Problem to solve –
Can you turn every line of all the entries below into a numbered list, leaving out any blank lines?

— Begin Data provided —

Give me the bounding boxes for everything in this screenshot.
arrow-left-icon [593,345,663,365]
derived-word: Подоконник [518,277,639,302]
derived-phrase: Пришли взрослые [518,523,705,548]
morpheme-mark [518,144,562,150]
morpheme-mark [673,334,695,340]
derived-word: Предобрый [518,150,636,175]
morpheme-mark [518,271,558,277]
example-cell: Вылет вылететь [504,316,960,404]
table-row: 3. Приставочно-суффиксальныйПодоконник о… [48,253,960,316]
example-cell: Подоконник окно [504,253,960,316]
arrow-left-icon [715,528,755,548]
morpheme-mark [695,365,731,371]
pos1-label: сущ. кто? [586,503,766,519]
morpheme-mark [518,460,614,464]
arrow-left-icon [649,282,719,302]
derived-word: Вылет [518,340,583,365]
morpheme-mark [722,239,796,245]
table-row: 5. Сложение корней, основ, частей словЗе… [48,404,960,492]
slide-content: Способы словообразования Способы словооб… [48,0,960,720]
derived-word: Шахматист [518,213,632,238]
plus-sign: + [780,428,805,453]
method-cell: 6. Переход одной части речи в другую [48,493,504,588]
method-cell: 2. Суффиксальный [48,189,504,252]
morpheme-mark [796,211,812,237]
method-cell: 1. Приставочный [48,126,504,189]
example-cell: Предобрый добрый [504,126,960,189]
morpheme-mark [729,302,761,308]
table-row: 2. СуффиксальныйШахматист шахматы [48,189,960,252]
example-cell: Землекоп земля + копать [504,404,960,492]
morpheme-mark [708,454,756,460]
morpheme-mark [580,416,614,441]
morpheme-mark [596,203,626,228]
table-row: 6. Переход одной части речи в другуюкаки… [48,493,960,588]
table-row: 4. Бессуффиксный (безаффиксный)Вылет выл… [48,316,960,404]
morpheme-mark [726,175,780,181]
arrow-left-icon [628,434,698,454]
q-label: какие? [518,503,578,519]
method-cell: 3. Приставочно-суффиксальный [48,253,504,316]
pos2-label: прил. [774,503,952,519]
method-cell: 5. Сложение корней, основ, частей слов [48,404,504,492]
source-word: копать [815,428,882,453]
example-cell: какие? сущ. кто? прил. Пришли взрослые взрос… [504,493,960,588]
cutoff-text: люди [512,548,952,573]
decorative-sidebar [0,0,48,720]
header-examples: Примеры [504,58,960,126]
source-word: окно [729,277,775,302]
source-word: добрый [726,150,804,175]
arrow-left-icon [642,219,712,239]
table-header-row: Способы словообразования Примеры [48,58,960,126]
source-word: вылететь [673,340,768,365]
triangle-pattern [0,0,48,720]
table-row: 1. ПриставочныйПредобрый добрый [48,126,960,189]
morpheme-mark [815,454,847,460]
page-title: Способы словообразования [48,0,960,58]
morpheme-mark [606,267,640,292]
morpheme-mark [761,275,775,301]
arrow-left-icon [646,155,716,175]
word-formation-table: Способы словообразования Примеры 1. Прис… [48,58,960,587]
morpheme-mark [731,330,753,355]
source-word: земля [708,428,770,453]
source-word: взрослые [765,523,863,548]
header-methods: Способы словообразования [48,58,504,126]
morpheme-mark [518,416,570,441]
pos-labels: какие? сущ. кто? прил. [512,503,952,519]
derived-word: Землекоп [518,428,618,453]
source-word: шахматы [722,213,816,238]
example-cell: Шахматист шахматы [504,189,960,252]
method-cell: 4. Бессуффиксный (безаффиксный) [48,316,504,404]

— End Data provided —

Expected answer –
1. Give me the bounding boxes for everything in this screenshot.
2. arrow-left-icon [593,345,663,365]
3. derived-word: Подоконник [518,277,639,302]
4. derived-phrase: Пришли взрослые [518,523,705,548]
5. morpheme-mark [518,144,562,150]
6. morpheme-mark [673,334,695,340]
7. derived-word: Предобрый [518,150,636,175]
8. morpheme-mark [518,271,558,277]
9. example-cell: Вылет вылететь [504,316,960,404]
10. table-row: 3. Приставочно-суффиксальныйПодоконник о… [48,253,960,316]
11. example-cell: Подоконник окно [504,253,960,316]
12. arrow-left-icon [715,528,755,548]
13. morpheme-mark [695,365,731,371]
14. pos1-label: сущ. кто? [586,503,766,519]
15. morpheme-mark [518,460,614,464]
16. arrow-left-icon [649,282,719,302]
17. derived-word: Вылет [518,340,583,365]
18. morpheme-mark [722,239,796,245]
19. table-row: 5. Сложение корней, основ, частей словЗе… [48,404,960,492]
20. slide-content: Способы словообразования Способы словооб… [48,0,960,720]
21. derived-word: Шахматист [518,213,632,238]
22. plus-sign: + [780,428,805,453]
23. method-cell: 6. Переход одной части речи в другую [48,493,504,588]
24. method-cell: 2. Суффиксальный [48,189,504,252]
25. morpheme-mark [796,211,812,237]
26. method-cell: 1. Приставочный [48,126,504,189]
27. example-cell: Предобрый добрый [504,126,960,189]
28. morpheme-mark [729,302,761,308]
29. table-row: 2. СуффиксальныйШахматист шахматы [48,189,960,252]
30. example-cell: Землекоп земля + копать [504,404,960,492]
31. morpheme-mark [708,454,756,460]
32. morpheme-mark [580,416,614,441]
33. morpheme-mark [596,203,626,228]
34. table-row: 6. Переход одной части речи в другуюкаки… [48,493,960,588]
35. table-row: 4. Бессуффиксный (безаффиксный)Вылет выл… [48,316,960,404]
36. morpheme-mark [726,175,780,181]
37. arrow-left-icon [628,434,698,454]
38. q-label: какие? [518,503,578,519]
39. method-cell: 3. Приставочно-суффиксальный [48,253,504,316]
40. pos2-label: прил. [774,503,952,519]
41. method-cell: 5. Сложение корней, основ, частей слов [48,404,504,492]
42. source-word: копать [815,428,882,453]
43. example-cell: какие? сущ. кто? прил. Пришли взрослые взрос… [504,493,960,588]
44. cutoff-text: люди [512,548,952,573]
45. decorative-sidebar [0,0,48,720]
46. header-examples: Примеры [504,58,960,126]
47. source-word: окно [729,277,775,302]
48. source-word: добрый [726,150,804,175]
49. arrow-left-icon [642,219,712,239]
50. table-header-row: Способы словообразования Примеры [48,58,960,126]
51. source-word: вылететь [673,340,768,365]
52. triangle-pattern [0,0,48,720]
53. table-row: 1. ПриставочныйПредобрый добрый [48,126,960,189]
54. morpheme-mark [815,454,847,460]
55. page-title: Способы словообразования [48,0,960,58]
56. morpheme-mark [606,267,640,292]
57. morpheme-mark [761,275,775,301]
58. arrow-left-icon [646,155,716,175]
59. word-formation-table: Способы словообразования Примеры 1. Прис… [48,58,960,587]
60. morpheme-mark [731,330,753,355]
61. source-word: земля [708,428,770,453]
62. source-word: взрослые [765,523,863,548]
63. header-methods: Способы словообразования [48,58,504,126]
64. morpheme-mark [518,416,570,441]
65. pos-labels: какие? сущ. кто? прил. [512,503,952,519]
66. derived-word: Землекоп [518,428,618,453]
67. source-word: шахматы [722,213,816,238]
68. example-cell: Шахматист шахматы [504,189,960,252]
69. method-cell: 4. Бессуффиксный (безаффиксный) [48,316,504,404]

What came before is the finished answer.